- Série de tâches
**A)** Recopiez, s'il vous plaît, un passage du texte à lire : commencez aux mots « Vu les pièces » et arrêtez-vous après « 3 octobre 2023. ».
**B)** D'après le texte à lire, à quelle date a eu lieu l'audience publique ?

Vu les pièces versées en cause et notamment le jugement dont appel ;

Le rapporteur entendu en son rapport ainsi que Maître Jean-Luc GONNER et Monsieur le délégué du gouvernement Joe DUCOMBLE en leurs plaidoiries respectives à l’audience publique du 3 octobre 2023.

En date du 12 octobre 2018, Monsieur (A) introduisit auprès de l’Administration de la Nature et des Forêts, ci-après « l’ANF ». deux formulaires relatifs au « Förderantrag zwecks Subventionierung von Forstarbeiten – HOLZRÜCKEN MIT PFERD (Artikel 11) – 1HOLZRÜCKEN MIT SEILKRAN (Artikel 12) » pour ses parcelles portant les numéros cadastraux respectifs 1674/2560, d’une contenance de 30,36 hectares, 1674/2563, d’une contenance de 2,62 hectares ainsi que 41/1651, d’une contenance de 25,15 hectares situées respectivement dans les communes de Beaufort et de Waldbillig. Sur ces deux formulaires, Monsieur (A) cocha la case indiquant que sa propriété forestière totale s’élevait à moins de 20 hectares.

- Données fournies
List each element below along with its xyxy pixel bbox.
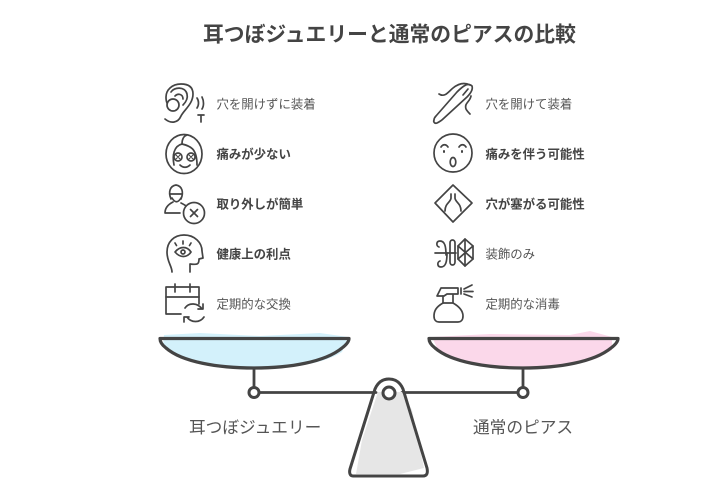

- Résultats des tâches
**A)**
Vu les pièces versées en cause et notamment le jugement dont appel ;

Le rapporteur entendu en son rapport ainsi que Maître Jean-Luc GONNER et Monsieur le délégué du gouvernement Joe DUCOMBLE en leurs plaidoiries respectives à l’audience publique du 3 octobre 2023.

**B)** Le 3 octobre 2023.